#### What is asked:
Each line that holds the word "Бетси" should be returned.

#### Extracted material:

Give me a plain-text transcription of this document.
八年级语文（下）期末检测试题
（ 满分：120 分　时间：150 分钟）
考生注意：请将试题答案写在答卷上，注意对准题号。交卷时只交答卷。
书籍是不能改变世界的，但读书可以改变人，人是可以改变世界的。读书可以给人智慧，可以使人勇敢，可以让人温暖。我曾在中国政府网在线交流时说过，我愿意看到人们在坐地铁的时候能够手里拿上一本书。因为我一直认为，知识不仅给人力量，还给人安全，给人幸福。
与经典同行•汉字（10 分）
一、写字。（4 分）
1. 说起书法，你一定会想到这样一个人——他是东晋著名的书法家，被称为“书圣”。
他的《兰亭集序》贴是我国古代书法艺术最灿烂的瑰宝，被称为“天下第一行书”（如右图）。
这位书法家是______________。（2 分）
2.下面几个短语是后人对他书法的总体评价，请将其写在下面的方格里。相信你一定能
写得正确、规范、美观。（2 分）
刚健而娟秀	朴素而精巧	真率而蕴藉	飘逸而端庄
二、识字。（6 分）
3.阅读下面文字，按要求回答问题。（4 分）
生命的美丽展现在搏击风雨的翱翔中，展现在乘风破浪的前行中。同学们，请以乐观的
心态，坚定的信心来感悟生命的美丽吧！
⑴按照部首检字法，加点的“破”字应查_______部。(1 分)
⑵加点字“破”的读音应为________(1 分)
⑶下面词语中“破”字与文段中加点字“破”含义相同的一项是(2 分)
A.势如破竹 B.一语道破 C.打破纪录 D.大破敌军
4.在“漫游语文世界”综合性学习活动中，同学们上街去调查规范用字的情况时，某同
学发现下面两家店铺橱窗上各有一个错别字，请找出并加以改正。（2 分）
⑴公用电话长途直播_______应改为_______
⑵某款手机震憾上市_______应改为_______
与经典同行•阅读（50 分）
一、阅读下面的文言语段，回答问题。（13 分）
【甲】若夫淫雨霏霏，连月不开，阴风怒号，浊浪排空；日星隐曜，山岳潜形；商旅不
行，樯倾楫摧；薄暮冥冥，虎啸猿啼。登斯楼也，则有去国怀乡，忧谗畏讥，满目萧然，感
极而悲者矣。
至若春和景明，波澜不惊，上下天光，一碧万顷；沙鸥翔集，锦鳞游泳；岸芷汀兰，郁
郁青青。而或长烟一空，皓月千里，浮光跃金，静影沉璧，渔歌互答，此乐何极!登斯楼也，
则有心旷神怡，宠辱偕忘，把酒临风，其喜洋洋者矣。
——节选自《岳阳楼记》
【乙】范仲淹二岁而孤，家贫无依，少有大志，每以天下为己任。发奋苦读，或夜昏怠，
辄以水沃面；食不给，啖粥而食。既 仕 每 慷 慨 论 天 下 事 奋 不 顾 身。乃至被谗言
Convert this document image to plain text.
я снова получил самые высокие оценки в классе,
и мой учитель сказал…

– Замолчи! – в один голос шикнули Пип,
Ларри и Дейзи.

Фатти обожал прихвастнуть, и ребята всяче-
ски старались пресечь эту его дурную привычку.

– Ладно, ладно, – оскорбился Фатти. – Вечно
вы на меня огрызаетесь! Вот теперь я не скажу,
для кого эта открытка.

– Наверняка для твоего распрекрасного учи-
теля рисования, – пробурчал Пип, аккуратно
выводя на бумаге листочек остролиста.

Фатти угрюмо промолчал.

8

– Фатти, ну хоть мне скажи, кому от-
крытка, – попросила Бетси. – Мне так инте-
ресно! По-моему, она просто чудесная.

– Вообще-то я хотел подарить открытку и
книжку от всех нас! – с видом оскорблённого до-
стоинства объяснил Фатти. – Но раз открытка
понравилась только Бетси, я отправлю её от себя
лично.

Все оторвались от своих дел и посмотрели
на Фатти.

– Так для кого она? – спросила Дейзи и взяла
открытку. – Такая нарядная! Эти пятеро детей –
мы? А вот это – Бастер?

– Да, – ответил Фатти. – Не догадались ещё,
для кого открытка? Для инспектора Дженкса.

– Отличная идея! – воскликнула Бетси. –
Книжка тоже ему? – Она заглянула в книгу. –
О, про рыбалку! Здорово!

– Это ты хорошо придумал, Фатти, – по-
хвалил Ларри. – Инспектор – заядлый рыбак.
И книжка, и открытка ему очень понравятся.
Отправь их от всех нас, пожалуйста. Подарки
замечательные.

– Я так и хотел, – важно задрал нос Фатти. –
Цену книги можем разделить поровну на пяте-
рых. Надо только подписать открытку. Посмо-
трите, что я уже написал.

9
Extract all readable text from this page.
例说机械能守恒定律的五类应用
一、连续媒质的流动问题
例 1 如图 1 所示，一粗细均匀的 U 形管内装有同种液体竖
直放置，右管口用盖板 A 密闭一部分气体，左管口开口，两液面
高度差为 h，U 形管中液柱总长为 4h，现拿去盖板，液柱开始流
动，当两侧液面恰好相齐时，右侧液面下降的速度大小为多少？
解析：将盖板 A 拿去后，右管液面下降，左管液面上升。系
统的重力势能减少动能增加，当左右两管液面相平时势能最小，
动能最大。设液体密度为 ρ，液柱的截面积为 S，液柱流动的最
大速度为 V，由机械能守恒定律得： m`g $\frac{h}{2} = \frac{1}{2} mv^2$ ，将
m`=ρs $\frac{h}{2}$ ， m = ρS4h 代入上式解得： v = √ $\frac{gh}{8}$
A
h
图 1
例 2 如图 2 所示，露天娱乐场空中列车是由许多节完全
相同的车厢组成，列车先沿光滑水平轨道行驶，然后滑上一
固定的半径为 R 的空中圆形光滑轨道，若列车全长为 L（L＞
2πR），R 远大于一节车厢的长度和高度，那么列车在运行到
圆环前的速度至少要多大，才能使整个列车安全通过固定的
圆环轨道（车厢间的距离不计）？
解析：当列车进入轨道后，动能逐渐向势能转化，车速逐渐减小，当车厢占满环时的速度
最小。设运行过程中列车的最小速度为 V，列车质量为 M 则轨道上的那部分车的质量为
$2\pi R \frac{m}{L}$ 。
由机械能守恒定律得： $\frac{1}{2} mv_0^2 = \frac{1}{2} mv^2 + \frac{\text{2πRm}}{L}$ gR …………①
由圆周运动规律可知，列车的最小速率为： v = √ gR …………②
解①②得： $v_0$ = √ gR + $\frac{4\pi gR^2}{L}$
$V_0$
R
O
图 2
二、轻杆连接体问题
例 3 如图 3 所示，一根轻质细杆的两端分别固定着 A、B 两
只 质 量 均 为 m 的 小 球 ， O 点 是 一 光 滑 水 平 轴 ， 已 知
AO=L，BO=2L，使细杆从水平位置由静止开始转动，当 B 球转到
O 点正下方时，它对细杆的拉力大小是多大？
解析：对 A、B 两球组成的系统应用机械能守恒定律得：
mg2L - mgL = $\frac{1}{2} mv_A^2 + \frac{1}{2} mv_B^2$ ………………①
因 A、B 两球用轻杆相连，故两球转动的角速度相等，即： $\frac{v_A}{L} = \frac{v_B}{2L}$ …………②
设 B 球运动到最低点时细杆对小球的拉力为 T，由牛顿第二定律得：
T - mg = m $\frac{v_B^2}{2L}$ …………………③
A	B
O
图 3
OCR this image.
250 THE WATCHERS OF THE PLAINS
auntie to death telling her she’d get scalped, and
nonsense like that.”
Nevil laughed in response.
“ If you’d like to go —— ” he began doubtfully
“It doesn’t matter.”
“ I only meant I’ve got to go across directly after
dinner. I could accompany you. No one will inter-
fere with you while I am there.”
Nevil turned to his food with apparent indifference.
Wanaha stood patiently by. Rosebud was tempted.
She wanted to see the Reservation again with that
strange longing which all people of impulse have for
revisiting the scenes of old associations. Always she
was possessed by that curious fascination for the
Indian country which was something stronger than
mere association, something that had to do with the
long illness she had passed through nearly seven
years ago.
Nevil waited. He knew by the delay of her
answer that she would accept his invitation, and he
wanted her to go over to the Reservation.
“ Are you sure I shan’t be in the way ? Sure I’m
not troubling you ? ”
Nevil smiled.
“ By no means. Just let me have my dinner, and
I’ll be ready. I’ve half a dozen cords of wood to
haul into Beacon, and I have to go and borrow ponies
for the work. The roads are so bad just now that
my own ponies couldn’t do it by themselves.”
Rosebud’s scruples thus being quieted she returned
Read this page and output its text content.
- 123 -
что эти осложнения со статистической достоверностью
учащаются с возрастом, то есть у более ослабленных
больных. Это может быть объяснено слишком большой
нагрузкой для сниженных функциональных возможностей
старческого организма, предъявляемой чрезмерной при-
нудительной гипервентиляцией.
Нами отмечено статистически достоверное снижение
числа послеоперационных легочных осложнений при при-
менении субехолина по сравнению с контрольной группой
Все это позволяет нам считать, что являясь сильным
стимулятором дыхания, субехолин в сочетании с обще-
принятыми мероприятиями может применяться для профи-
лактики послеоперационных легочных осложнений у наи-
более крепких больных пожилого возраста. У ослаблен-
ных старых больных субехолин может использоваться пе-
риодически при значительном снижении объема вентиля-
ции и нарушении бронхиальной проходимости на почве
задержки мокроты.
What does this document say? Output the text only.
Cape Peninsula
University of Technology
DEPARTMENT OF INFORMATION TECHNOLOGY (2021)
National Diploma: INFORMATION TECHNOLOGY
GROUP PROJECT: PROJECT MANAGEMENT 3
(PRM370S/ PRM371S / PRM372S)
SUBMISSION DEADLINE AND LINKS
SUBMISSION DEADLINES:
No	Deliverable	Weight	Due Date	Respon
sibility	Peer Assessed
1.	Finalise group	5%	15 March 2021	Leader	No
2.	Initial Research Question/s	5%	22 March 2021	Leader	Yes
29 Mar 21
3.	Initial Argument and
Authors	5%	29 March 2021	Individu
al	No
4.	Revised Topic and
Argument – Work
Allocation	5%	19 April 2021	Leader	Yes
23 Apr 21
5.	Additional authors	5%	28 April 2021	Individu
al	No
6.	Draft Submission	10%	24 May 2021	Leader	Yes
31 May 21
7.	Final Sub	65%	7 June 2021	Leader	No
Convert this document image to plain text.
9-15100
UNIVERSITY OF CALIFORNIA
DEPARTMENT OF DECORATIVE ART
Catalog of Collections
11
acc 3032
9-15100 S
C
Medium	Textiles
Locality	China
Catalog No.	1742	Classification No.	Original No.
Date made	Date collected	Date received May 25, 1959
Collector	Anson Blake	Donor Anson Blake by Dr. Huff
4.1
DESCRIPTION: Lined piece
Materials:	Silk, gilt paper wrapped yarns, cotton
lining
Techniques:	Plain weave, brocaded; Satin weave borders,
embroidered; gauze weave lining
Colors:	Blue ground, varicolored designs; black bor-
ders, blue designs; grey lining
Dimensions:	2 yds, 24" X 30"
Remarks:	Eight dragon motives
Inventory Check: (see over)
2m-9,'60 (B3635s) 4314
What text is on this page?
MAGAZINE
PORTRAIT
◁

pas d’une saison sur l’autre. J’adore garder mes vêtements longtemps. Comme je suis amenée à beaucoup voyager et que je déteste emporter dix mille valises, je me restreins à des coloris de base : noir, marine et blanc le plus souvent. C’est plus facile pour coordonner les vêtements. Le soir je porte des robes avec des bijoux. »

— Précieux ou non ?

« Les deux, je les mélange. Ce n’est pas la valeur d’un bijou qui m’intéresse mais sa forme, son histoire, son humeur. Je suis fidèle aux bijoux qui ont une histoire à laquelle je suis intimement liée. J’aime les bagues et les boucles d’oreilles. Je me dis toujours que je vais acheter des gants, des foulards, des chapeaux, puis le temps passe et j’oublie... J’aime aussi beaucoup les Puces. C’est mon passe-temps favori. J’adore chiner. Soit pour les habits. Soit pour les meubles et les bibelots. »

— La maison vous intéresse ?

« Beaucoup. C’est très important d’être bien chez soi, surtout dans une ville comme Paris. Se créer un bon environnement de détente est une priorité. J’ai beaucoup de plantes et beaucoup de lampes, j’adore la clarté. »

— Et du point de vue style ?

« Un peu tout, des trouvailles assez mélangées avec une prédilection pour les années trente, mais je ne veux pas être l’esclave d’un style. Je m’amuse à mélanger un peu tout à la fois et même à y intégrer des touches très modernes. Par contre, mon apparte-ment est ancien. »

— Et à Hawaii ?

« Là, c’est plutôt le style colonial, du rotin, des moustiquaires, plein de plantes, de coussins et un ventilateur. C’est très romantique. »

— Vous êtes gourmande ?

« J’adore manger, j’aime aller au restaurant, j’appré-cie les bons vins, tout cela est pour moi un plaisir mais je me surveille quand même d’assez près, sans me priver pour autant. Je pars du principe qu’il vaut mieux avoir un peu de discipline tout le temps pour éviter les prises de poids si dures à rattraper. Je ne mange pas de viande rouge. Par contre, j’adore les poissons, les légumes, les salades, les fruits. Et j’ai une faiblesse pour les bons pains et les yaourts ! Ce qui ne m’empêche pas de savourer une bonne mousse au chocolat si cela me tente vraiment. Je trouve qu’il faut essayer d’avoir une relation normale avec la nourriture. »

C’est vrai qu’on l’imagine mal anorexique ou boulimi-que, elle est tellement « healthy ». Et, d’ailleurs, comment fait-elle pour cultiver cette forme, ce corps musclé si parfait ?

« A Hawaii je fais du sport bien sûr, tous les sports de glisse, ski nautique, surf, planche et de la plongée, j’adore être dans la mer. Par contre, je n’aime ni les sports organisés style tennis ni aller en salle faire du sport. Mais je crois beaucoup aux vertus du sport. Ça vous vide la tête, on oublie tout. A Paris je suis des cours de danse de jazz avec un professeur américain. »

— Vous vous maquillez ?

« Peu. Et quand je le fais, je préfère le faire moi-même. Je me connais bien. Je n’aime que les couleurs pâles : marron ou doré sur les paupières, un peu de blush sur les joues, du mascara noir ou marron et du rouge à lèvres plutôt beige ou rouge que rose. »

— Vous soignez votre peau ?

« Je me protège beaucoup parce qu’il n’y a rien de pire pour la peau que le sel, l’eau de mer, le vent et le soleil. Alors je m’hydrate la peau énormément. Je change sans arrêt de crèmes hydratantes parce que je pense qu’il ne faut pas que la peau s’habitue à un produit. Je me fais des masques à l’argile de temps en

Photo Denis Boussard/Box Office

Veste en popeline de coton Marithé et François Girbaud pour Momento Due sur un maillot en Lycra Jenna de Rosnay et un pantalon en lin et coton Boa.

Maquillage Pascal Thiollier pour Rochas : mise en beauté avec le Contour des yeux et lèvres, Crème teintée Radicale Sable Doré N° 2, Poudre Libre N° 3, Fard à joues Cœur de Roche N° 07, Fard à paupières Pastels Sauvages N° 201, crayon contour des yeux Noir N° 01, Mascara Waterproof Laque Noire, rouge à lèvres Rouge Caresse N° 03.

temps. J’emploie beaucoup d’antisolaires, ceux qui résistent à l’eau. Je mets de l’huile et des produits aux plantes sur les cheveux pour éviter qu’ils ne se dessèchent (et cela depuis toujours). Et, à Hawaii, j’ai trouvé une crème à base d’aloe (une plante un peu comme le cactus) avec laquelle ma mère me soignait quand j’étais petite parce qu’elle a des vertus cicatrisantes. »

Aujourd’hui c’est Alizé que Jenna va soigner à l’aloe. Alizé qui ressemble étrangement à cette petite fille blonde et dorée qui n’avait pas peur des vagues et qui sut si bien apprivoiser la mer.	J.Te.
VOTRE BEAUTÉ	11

#### Solved exercise:
крытка, – попросила Бетси. – Мне так инте-
понравилась только Бетси, я отправлю её от себя
– Отличная идея! – воскликнула Бетси. –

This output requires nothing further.